INSTRUCTIONS FOR THE TASK:
Please copy out the data below word for word, everything from its first line down to and including the line that contains "comment-field[interactable]: Bulk update".

TASK MATERIAL:
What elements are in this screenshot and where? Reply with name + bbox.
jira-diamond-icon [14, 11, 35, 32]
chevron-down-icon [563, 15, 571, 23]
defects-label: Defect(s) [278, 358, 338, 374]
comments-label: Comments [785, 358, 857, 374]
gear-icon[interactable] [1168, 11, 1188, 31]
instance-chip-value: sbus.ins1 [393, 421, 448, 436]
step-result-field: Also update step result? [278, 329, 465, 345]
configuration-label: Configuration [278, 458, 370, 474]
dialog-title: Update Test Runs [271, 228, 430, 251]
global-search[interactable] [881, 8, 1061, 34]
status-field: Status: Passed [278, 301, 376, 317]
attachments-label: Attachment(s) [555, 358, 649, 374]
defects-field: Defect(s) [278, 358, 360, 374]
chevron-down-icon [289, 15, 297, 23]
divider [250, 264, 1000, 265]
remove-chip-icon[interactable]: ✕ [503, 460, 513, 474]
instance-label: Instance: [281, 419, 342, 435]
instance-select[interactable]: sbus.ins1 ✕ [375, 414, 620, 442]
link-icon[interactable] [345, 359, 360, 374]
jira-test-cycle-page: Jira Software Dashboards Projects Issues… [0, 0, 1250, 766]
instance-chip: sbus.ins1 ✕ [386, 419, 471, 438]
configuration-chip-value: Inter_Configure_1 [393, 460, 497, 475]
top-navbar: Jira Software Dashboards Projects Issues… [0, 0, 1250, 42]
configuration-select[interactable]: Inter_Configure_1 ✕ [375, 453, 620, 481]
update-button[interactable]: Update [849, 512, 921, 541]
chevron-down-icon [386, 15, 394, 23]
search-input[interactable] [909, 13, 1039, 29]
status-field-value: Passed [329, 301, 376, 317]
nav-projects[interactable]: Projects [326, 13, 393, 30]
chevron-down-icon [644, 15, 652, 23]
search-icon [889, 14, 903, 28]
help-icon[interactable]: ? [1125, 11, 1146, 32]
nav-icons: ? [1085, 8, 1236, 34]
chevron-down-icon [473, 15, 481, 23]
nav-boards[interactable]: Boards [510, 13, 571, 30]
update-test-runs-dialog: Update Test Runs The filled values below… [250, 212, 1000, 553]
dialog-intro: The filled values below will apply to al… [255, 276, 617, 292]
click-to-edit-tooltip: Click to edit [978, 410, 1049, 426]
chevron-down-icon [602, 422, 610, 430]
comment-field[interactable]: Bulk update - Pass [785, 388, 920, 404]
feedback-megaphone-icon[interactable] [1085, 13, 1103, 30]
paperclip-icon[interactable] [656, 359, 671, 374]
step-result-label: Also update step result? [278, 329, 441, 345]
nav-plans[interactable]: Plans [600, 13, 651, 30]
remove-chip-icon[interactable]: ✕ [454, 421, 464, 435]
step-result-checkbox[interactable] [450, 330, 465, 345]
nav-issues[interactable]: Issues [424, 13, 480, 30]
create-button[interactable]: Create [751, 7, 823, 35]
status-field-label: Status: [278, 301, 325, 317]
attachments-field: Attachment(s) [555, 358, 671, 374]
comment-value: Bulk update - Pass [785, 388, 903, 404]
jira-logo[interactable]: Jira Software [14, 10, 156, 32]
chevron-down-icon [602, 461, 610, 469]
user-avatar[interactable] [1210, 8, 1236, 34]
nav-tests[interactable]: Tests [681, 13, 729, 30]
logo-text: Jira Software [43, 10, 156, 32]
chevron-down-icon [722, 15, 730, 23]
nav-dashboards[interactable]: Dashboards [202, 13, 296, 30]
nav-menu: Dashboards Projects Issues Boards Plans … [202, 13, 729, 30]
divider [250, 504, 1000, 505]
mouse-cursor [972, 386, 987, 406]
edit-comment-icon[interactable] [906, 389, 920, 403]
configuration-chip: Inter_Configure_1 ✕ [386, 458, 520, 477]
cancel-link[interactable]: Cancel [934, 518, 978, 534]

THE COMPLETED TASK:
What elements are in this screenshot and where? Reply with name + bbox.
jira-diamond-icon [14, 11, 35, 32]
chevron-down-icon [563, 15, 571, 23]
defects-label: Defect(s) [278, 358, 338, 374]
comments-label: Comments [785, 358, 857, 374]
gear-icon[interactable] [1168, 11, 1188, 31]
instance-chip-value: sbus.ins1 [393, 421, 448, 436]
step-result-field: Also update step result? [278, 329, 465, 345]
configuration-label: Configuration [278, 458, 370, 474]
dialog-title: Update Test Runs [271, 228, 430, 251]
global-search[interactable] [881, 8, 1061, 34]
status-field: Status: Passed [278, 301, 376, 317]
attachments-label: Attachment(s) [555, 358, 649, 374]
defects-field: Defect(s) [278, 358, 360, 374]
chevron-down-icon [289, 15, 297, 23]
divider [250, 264, 1000, 265]
remove-chip-icon[interactable]: ✕ [503, 460, 513, 474]
instance-label: Instance: [281, 419, 342, 435]
instance-select[interactable]: sbus.ins1 ✕ [375, 414, 620, 442]
link-icon[interactable] [345, 359, 360, 374]
jira-test-cycle-page: Jira Software Dashboards Projects Issues… [0, 0, 1250, 766]
instance-chip: sbus.ins1 ✕ [386, 419, 471, 438]
configuration-chip-value: Inter_Configure_1 [393, 460, 497, 475]
top-navbar: Jira Software Dashboards Projects Issues… [0, 0, 1250, 42]
configuration-select[interactable]: Inter_Configure_1 ✕ [375, 453, 620, 481]
update-button[interactable]: Update [849, 512, 921, 541]
chevron-down-icon [386, 15, 394, 23]
search-input[interactable] [909, 13, 1039, 29]
status-field-value: Passed [329, 301, 376, 317]
nav-projects[interactable]: Projects [326, 13, 393, 30]
chevron-down-icon [644, 15, 652, 23]
search-icon [889, 14, 903, 28]
help-icon[interactable]: ? [1125, 11, 1146, 32]
nav-icons: ? [1085, 8, 1236, 34]
chevron-down-icon [473, 15, 481, 23]
nav-boards[interactable]: Boards [510, 13, 571, 30]
update-test-runs-dialog: Update Test Runs The filled values below… [250, 212, 1000, 553]
dialog-intro: The filled values below will apply to al… [255, 276, 617, 292]
click-to-edit-tooltip: Click to edit [978, 410, 1049, 426]
chevron-down-icon [602, 422, 610, 430]
comment-field[interactable]: Bulk update - Pass [785, 388, 920, 404]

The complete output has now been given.